_DIRECTIONS_
Write out the material again exactly, please, and omit the pictures.

/---

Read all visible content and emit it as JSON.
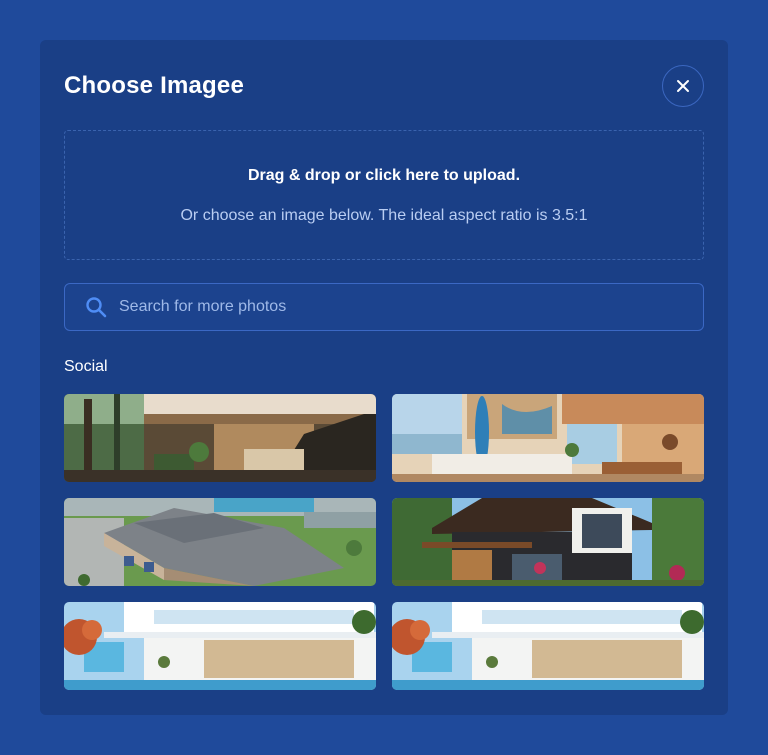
{
  "modal": {
    "title": "Choose Imagee",
    "close_icon": "close-icon"
  },
  "dropzone": {
    "primary_text": "Drag & drop or click here to upload.",
    "secondary_text": "Or choose an image below. The ideal aspect ratio is 3.5:1"
  },
  "search": {
    "placeholder": "Search for more photos",
    "value": "",
    "icon": "search-icon"
  },
  "gallery": {
    "section_label": "Social",
    "images": [
      {
        "name": "modern-interior-staircase"
      },
      {
        "name": "beach-house-living-room"
      },
      {
        "name": "aerial-apartment-complex"
      },
      {
        "name": "modern-wooden-villa"
      },
      {
        "name": "white-villa-pool"
      },
      {
        "name": "white-villa-pool-copy"
      }
    ]
  },
  "colors": {
    "page_bg": "#1f4a9b",
    "modal_bg": "#1a3f86",
    "accent": "#4f8df5"
  }
}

\---

_WRITTEN REPLY_
Read all visible content and emit it as JSON.
{
  "modal": {
    "title": "Choose Imagee",
    "close_icon": "close-icon"
  },
  "dropzone": {
    "primary_text": "Drag & drop or click here to upload.",
    "secondary_text": "Or choose an image below. The ideal aspect ratio is 3.5:1"
  },
  "search": {
    "placeholder": "Search for more photos",
    "value": "",
    "icon": "search-icon"
  },
  "gallery": {
    "section_label": "Social",
    "images": [
      {
        "name": "modern-interior-staircase"
      },
      {
        "name": "beach-house-living-room"
      },
      {
        "name": "aerial-apartment-complex"
      },
      {
        "name": "modern-wooden-villa"
      },
      {
        "name": "white-villa-pool"
      },
      {
        "name": "white-villa-pool-copy"
      }
    ]
  },
  "colors": {
    "page_bg": "#1f4a9b",
    "modal_bg": "#1a3f86",
    "accent": "#4f8df5"
  }
}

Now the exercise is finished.